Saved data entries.
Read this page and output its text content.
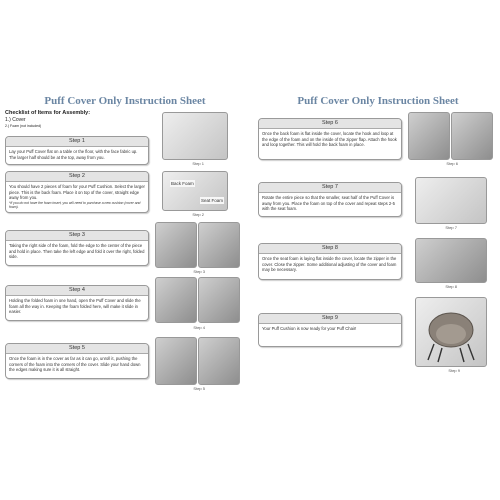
Puff Cover Only Instruction Sheet
Checklist of Items for Assembly:
1.) Cover
2.) Foam (not included)
Step 1
Lay your Puff Cover flat on a table or the floor, with the face fabric up. The larger half should be at the top, away from you.
Step 1
Step 2
You should have 2 pieces of foam for your Puff Cushion. Select the larger piece. This is the back foam. Place it on top of the cover, straight edge away from you.
*If you do not have the foam insert, you will need to purchase a new cushion (cover and foam).
Back Foam
Seat Foam
Step 2
Step 3
Taking the right side of the foam, fold the edge to the center of the piece and hold in place. Then take the left edge and fold it over the right, folded side.
Step 3
Step 4
Holding the folded foam in one hand, open the Puff Cover and slide the foam all the way in. Keeping the foam folded here, will make it slide in easier.
Step 4
Step 5
Once the foam is in the cover as far as it can go, unroll it, pushing the corners of the foam into the corners of the cover. Slide your hand down the edges making sure it is all straight.
Step 5
Puff Cover Only Instruction Sheet
Step 6
Once the back foam is flat inside the cover, locate the hook and loop at the edge of the foam and on the inside of the zipper flap. Attach the hook and loop together. This will hold the back foam in place.
Step 6
Step 7
Rotate the entire piece so that the smaller, seat half of the Puff Cover is away from you. Place the foam on top of the cover and repeat steps 2-5 with the seat foam.
Step 7
Step 8
Once the seat foam is laying flat inside the cover, locate the zipper in the cover. Close the zipper. Some additional adjusting of the cover and foam may be necessary.
Step 8
Step 9
Your Puff Cushion is now ready for your Puff Chair!
Step 9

THE REQUEST.
Repeat the entries exactly and keep the pictures out of the copy.

RESULT BELOW.
Read this page and output its text content.
Puff Cover Only Instruction Sheet
Checklist of Items for Assembly:
1.) Cover
2.) Foam (not included)
Step 1
Lay your Puff Cover flat on a table or the floor, with the face fabric up. The larger half should be at the top, away from you.
Step 1
Step 2
You should have 2 pieces of foam for your Puff Cushion. Select the larger piece. This is the back foam. Place it on top of the cover, straight edge away from you.
*If you do not have the foam insert, you will need to purchase a new cushion (cover and foam).
Back Foam
Seat Foam
Step 2
Step 3
Taking the right side of the foam, fold the edge to the center of the piece and hold in place. Then take the left edge and fold it over the right, folded side.
Step 3
Step 4
Holding the folded foam in one hand, open the Puff Cover and slide the foam all the way in. Keeping the foam folded here, will make it slide in easier.
Step 4
Step 5
Once the foam is in the cover as far as it can go, unroll it, pushing the corners of the foam into the corners of the cover. Slide your hand down the edges making sure it is all straight.
Step 5
Puff Cover Only Instruction Sheet
Step 6
Once the back foam is flat inside the cover, locate the hook and loop at the edge of the foam and on the inside of the zipper flap. Attach the hook and loop together. This will hold the back foam in place.
Step 6
Step 7
Rotate the entire piece so that the smaller, seat half of the Puff Cover is away from you. Place the foam on top of the cover and repeat steps 2-5 with the seat foam.
Step 7
Step 8
Once the seat foam is laying flat inside the cover, locate the zipper in the cover. Close the zipper. Some additional adjusting of the cover and foam may be necessary.
Step 8
Step 9
Your Puff Cushion is now ready for your Puff Chair!
Step 9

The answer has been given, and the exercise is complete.